- [GIVEN ENTRIES]
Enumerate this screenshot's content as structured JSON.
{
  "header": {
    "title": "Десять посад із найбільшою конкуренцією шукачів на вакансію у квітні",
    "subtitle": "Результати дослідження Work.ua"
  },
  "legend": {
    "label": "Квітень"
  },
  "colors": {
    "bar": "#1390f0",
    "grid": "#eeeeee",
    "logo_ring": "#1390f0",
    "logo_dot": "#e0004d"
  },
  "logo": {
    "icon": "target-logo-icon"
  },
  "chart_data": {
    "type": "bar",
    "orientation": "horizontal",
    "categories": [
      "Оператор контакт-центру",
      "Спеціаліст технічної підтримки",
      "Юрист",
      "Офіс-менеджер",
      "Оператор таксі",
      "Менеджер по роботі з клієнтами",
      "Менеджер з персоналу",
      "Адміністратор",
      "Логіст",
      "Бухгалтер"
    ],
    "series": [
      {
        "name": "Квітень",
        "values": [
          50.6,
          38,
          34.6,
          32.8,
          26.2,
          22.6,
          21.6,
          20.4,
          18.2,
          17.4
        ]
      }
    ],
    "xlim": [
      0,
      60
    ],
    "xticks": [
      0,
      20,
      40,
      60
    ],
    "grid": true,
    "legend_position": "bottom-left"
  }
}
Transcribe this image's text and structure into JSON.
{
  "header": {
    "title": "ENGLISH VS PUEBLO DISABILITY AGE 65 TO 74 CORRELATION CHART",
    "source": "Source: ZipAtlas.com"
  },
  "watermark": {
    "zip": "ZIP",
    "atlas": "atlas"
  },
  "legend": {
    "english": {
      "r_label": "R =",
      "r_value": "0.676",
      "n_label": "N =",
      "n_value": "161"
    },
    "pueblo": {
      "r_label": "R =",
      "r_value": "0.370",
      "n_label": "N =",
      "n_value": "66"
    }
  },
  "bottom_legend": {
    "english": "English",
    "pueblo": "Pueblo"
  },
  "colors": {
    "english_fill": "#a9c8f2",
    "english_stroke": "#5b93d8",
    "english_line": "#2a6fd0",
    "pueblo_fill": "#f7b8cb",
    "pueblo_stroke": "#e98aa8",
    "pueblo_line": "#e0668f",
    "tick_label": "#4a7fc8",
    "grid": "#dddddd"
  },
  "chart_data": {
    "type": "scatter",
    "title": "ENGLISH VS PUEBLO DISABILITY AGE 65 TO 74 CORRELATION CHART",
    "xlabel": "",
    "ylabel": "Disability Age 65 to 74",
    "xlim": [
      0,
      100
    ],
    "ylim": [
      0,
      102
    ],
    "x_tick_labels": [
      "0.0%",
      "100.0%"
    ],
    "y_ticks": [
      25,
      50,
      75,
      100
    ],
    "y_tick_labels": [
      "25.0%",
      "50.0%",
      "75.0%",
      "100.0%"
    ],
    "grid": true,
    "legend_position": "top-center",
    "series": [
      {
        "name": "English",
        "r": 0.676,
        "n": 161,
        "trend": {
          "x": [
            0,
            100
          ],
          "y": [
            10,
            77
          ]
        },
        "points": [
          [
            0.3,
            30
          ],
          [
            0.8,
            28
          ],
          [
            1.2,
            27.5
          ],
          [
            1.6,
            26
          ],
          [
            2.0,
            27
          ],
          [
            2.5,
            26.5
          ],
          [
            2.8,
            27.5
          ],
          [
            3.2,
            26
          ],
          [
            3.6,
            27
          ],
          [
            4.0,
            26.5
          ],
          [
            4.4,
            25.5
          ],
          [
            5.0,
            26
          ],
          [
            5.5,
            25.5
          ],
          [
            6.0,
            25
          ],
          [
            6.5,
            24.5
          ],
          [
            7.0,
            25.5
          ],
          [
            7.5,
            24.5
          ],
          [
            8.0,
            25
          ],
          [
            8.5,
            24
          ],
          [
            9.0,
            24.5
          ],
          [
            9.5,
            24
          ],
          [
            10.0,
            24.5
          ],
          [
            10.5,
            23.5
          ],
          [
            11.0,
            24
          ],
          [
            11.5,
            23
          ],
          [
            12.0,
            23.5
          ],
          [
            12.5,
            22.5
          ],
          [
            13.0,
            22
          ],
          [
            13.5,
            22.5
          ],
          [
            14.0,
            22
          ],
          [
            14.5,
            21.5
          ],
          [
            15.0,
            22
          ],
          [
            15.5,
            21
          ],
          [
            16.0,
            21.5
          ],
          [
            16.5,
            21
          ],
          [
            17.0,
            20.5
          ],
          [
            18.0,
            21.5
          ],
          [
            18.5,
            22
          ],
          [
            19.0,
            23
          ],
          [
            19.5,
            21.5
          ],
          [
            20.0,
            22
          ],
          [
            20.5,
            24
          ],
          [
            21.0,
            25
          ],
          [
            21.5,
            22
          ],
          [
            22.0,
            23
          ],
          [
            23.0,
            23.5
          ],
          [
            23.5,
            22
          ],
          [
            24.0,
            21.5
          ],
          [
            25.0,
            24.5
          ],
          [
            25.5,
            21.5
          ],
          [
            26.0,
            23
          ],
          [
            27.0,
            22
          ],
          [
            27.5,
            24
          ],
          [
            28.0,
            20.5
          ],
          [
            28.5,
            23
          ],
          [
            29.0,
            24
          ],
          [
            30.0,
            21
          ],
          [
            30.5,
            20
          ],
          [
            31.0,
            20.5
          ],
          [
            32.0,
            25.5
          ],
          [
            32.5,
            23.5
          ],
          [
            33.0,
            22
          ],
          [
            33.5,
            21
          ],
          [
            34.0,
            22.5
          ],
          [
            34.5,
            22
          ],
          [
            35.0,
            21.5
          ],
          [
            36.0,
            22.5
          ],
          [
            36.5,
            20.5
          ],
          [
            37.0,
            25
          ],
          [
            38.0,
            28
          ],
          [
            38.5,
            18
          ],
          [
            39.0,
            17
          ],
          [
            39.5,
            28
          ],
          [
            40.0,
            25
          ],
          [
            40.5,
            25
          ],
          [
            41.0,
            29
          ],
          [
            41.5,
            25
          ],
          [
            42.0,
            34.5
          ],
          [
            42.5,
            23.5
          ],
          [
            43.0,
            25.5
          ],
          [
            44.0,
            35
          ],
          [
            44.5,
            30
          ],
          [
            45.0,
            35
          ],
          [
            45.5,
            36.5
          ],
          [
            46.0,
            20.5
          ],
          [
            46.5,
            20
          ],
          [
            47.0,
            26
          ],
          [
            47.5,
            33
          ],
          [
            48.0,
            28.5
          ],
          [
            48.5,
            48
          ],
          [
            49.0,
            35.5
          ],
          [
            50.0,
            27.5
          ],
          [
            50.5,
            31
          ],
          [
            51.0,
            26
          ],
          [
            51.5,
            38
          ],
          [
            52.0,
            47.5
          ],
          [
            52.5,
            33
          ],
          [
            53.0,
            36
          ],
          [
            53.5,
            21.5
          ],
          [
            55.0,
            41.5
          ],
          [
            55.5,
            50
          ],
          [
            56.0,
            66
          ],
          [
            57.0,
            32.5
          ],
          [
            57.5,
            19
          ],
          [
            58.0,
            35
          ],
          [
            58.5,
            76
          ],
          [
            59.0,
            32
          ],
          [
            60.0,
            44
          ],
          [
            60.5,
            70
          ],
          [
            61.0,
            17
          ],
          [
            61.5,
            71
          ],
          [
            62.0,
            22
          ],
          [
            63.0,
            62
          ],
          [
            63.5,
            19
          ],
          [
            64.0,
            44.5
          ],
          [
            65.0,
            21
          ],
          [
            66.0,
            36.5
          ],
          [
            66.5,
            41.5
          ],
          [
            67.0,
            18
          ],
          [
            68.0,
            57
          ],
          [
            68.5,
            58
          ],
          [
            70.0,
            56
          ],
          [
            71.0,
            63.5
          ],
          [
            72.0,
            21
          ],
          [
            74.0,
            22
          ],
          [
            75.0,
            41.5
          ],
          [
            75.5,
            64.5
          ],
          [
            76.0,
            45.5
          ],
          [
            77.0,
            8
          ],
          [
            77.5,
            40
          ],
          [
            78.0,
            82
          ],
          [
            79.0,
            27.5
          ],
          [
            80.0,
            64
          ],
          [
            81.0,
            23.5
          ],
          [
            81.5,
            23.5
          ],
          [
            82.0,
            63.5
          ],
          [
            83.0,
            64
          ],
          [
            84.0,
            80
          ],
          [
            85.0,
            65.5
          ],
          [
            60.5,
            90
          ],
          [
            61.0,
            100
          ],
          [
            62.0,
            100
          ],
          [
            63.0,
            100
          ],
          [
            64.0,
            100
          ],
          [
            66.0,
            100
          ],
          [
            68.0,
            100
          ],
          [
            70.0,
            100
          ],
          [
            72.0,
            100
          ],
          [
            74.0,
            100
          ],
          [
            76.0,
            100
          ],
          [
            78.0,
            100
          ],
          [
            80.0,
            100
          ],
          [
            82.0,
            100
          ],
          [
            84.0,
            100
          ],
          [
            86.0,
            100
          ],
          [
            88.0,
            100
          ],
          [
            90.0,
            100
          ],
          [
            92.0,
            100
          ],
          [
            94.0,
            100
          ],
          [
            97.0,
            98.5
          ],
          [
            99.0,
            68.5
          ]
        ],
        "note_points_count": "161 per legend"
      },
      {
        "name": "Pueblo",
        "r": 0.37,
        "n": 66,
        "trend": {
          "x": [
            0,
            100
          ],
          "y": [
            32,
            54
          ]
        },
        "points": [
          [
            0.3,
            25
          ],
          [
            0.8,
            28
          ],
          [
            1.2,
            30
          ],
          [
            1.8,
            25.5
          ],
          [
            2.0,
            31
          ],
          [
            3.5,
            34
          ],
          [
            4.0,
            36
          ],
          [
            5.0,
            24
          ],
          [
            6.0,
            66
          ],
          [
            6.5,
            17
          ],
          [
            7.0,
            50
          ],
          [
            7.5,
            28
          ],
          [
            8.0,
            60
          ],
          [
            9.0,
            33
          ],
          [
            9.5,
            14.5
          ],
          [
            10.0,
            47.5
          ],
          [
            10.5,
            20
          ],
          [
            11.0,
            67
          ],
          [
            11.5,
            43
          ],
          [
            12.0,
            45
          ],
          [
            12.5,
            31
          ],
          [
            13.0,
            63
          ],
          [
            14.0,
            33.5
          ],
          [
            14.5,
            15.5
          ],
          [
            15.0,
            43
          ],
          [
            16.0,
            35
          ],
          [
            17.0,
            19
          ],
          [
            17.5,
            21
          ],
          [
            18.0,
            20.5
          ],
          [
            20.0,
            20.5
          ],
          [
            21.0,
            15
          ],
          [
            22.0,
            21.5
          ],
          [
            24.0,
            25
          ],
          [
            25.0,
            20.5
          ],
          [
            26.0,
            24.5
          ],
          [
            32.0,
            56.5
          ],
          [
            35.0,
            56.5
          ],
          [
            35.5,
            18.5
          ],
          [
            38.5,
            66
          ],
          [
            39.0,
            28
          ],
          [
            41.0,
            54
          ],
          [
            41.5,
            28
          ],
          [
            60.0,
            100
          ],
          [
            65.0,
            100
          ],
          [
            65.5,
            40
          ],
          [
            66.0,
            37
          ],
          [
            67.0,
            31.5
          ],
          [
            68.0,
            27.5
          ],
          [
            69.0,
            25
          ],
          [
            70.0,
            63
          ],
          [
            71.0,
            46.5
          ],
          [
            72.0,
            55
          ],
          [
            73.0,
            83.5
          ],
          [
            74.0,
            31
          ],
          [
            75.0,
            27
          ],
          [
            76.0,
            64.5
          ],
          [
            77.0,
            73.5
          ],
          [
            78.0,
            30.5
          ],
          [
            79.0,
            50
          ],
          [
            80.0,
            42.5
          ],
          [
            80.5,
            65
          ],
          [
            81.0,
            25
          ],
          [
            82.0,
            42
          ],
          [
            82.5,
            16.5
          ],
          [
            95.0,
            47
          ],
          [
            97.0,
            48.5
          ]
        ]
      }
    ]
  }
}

- [EXERCISE DIRECTIONS] Pull every line containing "Оператор" out of the data above.

- [FINAL RESULT]
      "Оператор контакт-центру",
      "Оператор таксі",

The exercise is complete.